> What is expected: Copy the lines from the first one through the line containing "- volume-bar: [519, 911, 522, 914]", inclusive. Substitute "day-tick-label" for every "x-day-label" and keep everything else the same.

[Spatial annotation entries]
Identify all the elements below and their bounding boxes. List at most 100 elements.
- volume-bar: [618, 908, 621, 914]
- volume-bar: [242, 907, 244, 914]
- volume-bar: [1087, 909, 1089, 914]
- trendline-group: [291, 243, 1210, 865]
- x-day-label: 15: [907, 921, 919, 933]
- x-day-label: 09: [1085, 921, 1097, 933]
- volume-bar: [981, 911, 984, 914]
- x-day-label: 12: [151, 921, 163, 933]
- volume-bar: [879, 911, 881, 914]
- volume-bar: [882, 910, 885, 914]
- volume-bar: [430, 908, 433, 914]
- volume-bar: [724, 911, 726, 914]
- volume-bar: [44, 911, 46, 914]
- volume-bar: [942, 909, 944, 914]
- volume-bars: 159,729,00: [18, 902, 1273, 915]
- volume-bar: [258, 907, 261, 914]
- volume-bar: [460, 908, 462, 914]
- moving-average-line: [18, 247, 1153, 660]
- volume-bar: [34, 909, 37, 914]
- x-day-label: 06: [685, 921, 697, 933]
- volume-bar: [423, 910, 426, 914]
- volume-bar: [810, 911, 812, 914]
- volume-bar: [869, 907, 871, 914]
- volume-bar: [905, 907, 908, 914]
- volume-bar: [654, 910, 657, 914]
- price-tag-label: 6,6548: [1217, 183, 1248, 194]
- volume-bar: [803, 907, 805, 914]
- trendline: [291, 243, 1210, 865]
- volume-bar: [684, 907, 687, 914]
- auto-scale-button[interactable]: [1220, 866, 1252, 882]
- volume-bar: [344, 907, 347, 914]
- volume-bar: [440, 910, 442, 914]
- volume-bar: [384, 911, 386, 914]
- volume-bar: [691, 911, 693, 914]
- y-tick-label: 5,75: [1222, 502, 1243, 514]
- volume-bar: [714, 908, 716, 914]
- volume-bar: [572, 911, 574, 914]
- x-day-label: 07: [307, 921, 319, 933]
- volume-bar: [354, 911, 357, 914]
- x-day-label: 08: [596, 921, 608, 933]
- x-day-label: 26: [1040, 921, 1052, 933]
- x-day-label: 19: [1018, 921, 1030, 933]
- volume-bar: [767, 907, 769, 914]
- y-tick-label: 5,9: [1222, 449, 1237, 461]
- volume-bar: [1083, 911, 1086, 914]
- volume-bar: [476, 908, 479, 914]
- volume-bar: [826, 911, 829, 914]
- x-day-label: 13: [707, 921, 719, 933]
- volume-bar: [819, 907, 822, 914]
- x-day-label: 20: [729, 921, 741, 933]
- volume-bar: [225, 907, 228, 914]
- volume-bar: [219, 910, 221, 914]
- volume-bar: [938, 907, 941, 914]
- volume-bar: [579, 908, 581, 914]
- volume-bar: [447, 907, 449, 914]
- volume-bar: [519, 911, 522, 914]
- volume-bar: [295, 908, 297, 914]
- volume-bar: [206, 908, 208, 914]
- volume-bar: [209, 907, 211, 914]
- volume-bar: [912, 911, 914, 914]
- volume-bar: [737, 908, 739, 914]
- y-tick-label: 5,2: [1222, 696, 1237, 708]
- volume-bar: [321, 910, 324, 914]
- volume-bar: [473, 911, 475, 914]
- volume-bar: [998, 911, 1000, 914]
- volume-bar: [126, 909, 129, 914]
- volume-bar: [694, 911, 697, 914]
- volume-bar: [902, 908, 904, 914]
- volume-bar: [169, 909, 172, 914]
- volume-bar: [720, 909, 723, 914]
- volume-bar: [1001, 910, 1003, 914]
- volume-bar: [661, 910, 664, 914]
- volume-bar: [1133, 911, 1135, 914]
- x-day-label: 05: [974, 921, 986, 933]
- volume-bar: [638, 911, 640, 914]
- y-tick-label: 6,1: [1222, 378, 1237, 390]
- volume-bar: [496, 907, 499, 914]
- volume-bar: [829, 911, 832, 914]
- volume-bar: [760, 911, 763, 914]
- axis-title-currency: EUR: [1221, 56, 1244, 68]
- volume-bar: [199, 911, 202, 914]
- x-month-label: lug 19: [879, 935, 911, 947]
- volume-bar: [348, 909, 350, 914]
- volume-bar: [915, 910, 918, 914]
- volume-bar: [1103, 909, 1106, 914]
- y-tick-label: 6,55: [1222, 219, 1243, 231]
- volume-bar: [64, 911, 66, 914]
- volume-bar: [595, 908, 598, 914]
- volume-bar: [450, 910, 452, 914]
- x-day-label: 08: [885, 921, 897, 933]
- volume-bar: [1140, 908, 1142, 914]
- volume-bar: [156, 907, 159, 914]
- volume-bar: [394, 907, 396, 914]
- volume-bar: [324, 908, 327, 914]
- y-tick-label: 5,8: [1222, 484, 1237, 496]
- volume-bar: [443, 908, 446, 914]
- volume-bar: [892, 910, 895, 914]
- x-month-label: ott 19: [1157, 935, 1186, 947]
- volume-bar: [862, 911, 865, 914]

> Response to this task:
Identify all the elements below and their bounding boxes. List at most 100 elements.
- volume-bar: [618, 908, 621, 914]
- volume-bar: [242, 907, 244, 914]
- volume-bar: [1087, 909, 1089, 914]
- trendline-group: [291, 243, 1210, 865]
- day-tick-label: 15: [907, 921, 919, 933]
- day-tick-label: 09: [1085, 921, 1097, 933]
- volume-bar: [981, 911, 984, 914]
- day-tick-label: 12: [151, 921, 163, 933]
- volume-bar: [879, 911, 881, 914]
- volume-bar: [882, 910, 885, 914]
- volume-bar: [430, 908, 433, 914]
- volume-bar: [724, 911, 726, 914]
- volume-bar: [44, 911, 46, 914]
- volume-bar: [942, 909, 944, 914]
- volume-bars: 159,729,00: [18, 902, 1273, 915]
- volume-bar: [258, 907, 261, 914]
- volume-bar: [460, 908, 462, 914]
- moving-average-line: [18, 247, 1153, 660]
- volume-bar: [34, 909, 37, 914]
- day-tick-label: 06: [685, 921, 697, 933]
- volume-bar: [423, 910, 426, 914]
- volume-bar: [810, 911, 812, 914]
- volume-bar: [869, 907, 871, 914]
- volume-bar: [905, 907, 908, 914]
- volume-bar: [654, 910, 657, 914]
- price-tag-label: 6,6548: [1217, 183, 1248, 194]
- volume-bar: [803, 907, 805, 914]
- trendline: [291, 243, 1210, 865]
- volume-bar: [684, 907, 687, 914]
- auto-scale-button[interactable]: [1220, 866, 1252, 882]
- volume-bar: [344, 907, 347, 914]
- volume-bar: [440, 910, 442, 914]
- volume-bar: [384, 911, 386, 914]
- volume-bar: [691, 911, 693, 914]
- y-tick-label: 5,75: [1222, 502, 1243, 514]
- volume-bar: [714, 908, 716, 914]
- volume-bar: [572, 911, 574, 914]
- day-tick-label: 07: [307, 921, 319, 933]
- volume-bar: [354, 911, 357, 914]
- day-tick-label: 08: [596, 921, 608, 933]
- day-tick-label: 26: [1040, 921, 1052, 933]
- day-tick-label: 19: [1018, 921, 1030, 933]
- volume-bar: [767, 907, 769, 914]
- y-tick-label: 5,9: [1222, 449, 1237, 461]
- volume-bar: [1083, 911, 1086, 914]
- volume-bar: [476, 908, 479, 914]
- volume-bar: [826, 911, 829, 914]
- day-tick-label: 13: [707, 921, 719, 933]
- volume-bar: [819, 907, 822, 914]
- day-tick-label: 20: [729, 921, 741, 933]
- volume-bar: [225, 907, 228, 914]
- volume-bar: [219, 910, 221, 914]
- volume-bar: [938, 907, 941, 914]
- volume-bar: [579, 908, 581, 914]
- volume-bar: [447, 907, 449, 914]
- volume-bar: [519, 911, 522, 914]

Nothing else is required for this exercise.